Continue the passage on Brassica crops and their relationships, starting after its final sentence.

- **Passage for review**:
>>

Brassica nigra (n=8) BB, Brassica carinata (n=17) BBCC, Brassica juncea (n+8) AABB, Brassica oleracea (n+9) CC, Brassica napus (n=19) AACC, Brassica rapa (n+10) AA
Fig. 9. Relationships in the genus Brassica.

Another similarity to wheat, and to several other crops (e.g. sunflower) is that these species are ‘weedy’ (see Chapter 29), i.e. they thrive in ‘ruderal’  (disturbed) habitats.  Hence the progenitors of most of these crops probably grew in the disturbed habitats that ancestral humans created by their behavior.  Domestication followed from this.  In fact, while black mustard is grown as a crop, it is also a significant weed in many parts of the world.

Unlike wheat, a polyploid group whose members all look very similar, the Brassica group shows remarkable morphological variation, especially the ones used as vegetables, where the edible part may be leaves (kale, collard greens, leaf mustard, Ethiopian mustard), roots (turnips, rutabagas), enlarged stems (kohlrabi), shortened stems with overlapping leaves (cabbage, see Chapter 10), lateral buds (brussel sprouts, see Chapter 10), and thickened inflorescence meristems (cauliflower, broccoli).

<<

- **Material shown**:
>>

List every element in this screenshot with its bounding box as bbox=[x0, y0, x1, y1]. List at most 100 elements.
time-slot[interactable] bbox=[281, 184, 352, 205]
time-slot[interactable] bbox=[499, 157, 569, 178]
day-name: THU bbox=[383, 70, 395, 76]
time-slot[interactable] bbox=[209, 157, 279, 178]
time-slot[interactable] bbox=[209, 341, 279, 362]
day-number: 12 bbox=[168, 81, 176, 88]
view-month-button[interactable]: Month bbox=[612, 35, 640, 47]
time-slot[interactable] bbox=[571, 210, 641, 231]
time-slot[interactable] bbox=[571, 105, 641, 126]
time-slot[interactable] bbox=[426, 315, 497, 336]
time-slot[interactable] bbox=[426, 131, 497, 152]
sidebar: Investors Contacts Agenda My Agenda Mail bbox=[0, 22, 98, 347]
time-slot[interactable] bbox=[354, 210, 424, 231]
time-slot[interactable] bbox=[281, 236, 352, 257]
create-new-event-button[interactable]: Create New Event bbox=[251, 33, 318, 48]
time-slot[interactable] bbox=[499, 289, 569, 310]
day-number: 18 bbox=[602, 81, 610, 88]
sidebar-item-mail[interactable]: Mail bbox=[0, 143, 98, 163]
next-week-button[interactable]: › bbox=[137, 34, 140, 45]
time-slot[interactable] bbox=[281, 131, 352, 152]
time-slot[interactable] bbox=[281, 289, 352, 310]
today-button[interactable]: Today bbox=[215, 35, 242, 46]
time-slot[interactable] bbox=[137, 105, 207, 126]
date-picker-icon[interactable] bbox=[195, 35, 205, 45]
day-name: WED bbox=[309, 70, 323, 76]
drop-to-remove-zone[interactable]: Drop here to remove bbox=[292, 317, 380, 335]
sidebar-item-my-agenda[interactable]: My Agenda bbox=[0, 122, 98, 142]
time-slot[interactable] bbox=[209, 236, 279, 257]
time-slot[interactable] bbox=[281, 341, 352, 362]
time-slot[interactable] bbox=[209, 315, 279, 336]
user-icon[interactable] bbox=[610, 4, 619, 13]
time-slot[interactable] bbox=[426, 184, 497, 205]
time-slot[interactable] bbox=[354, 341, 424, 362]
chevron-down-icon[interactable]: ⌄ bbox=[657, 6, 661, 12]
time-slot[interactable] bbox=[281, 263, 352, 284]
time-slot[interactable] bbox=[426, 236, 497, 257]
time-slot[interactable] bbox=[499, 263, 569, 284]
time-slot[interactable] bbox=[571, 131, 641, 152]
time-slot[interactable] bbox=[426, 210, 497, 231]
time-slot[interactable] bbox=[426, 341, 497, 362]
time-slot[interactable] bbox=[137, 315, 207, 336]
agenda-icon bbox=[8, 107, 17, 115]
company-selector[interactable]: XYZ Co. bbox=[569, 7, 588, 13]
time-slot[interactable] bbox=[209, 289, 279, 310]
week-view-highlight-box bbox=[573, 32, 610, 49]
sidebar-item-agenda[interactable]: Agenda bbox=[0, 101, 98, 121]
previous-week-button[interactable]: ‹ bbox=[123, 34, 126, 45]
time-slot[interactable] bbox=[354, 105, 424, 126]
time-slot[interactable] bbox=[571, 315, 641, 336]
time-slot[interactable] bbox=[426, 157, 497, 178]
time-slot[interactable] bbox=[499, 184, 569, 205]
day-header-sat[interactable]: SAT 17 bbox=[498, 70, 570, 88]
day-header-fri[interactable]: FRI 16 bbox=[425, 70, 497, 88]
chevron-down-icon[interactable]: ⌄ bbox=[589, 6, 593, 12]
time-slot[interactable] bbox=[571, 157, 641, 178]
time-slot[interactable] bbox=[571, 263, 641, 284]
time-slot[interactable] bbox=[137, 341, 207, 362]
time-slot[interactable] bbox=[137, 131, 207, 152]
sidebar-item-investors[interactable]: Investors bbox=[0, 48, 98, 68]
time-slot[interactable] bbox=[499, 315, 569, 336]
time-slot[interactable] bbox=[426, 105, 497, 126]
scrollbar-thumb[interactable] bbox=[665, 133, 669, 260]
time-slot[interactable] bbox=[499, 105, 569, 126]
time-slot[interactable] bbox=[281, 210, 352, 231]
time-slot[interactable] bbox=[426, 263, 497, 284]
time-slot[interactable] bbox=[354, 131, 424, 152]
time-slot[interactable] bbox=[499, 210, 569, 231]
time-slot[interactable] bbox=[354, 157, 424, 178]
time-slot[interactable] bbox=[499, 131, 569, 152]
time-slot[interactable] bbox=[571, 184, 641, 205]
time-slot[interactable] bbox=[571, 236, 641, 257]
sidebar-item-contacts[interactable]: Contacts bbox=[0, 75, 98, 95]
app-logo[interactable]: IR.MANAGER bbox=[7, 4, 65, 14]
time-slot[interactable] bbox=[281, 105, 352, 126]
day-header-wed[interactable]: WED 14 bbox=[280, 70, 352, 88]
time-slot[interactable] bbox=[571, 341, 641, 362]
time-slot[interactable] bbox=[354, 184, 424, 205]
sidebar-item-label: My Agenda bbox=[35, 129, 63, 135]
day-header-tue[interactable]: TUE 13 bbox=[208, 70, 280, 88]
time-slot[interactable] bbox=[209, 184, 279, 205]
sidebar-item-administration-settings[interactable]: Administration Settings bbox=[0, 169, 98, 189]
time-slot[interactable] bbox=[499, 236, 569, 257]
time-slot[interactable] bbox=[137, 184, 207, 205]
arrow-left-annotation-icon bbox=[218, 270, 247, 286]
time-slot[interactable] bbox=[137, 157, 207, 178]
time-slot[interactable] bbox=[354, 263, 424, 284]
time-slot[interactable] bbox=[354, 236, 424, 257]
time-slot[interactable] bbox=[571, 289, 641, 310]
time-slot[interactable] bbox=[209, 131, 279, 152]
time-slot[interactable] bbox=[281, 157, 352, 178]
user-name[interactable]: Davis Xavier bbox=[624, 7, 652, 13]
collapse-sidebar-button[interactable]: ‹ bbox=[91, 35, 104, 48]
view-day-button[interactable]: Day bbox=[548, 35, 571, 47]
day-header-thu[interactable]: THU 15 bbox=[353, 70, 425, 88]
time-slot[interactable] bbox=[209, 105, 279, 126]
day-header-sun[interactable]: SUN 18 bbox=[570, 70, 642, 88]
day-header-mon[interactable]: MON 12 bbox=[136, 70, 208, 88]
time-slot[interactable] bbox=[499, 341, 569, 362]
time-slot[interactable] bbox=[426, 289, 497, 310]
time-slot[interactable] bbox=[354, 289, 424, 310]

<<

- **Response area**:
All of these crops were developed thousands of years ago by selection for plants that had favorable traits; i.e., ‘primitive’ agriculturalists noted favorable features and perpetuated plants that had these features.  A challenge to these early genetic engineers is that most of these crops are biennials, meaning that some of the crop must be allowed to overwinter and in the second year transform into a flowering form from which the seeds are collected, i.e. these farmers needed to be aware that flowers and seeds are only available in the second summer after planting.

Another interesting feature of these plants is their chemistry.  They produce a group of chemicals called glucosinolates, that, if cells are ruptured, are converted into chemicals called isothiocyanates.  It is these chemicals that give members of this group (also closely related radish, horseradish and wasabi) a peppery and sometimes ‘hot’ taste.  Glucosinolates release isothiocyanates as a result of the action of the enzyme myrosinase.  This enzyme is sequestered separate from the glucosinolates, and only acts to release isothiocyanates when herbivory is occurring, crushing cells and breaking open cellular components, thereby allowing myrosinase to be in contact with glucosinolates.  Although many humans find isothiocyanates desirable, many insects do not and the system acts as a chemical deterrent to herbivory (although, as is often the case, some insects specialize on mustards and are attracted by the chemistry).   A comparable sequestering system operates in some plants (e.g. apple seeds) where cyanogenic glycosides are stored separate from enzymes that can cleave a sugar group to release cyanide.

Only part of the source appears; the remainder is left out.